Brief: Find every line in the records below that holds the word "已知函数", and copy it out.

Records supplied:
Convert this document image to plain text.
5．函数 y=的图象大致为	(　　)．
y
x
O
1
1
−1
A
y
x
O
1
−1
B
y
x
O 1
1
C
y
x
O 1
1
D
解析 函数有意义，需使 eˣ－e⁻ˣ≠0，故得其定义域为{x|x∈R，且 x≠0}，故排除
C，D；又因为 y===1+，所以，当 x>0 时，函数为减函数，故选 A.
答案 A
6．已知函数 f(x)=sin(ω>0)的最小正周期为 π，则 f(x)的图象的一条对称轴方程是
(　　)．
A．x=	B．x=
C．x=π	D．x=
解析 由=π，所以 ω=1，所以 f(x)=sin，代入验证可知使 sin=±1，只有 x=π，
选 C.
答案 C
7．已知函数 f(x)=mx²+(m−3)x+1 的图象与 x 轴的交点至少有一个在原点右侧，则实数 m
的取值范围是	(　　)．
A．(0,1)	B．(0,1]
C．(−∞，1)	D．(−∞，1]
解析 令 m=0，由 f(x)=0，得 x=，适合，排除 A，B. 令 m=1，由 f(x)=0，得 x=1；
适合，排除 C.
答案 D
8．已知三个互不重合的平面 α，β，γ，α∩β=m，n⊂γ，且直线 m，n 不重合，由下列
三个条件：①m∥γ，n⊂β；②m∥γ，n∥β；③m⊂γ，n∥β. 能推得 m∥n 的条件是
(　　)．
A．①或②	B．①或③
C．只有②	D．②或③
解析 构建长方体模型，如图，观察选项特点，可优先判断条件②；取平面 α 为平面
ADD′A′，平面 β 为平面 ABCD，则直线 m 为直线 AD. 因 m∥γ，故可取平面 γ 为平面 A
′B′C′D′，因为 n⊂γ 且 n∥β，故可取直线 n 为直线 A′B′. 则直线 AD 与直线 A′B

Answer to this problem:
6．已知函数 f(x)=sin(ω>0)的最小正周期为 π，则 f(x)的图象的一条对称轴方程是
7．已知函数 f(x)=mx²+(m−3)x+1 的图象与 x 轴的交点至少有一个在原点右侧，则实数 m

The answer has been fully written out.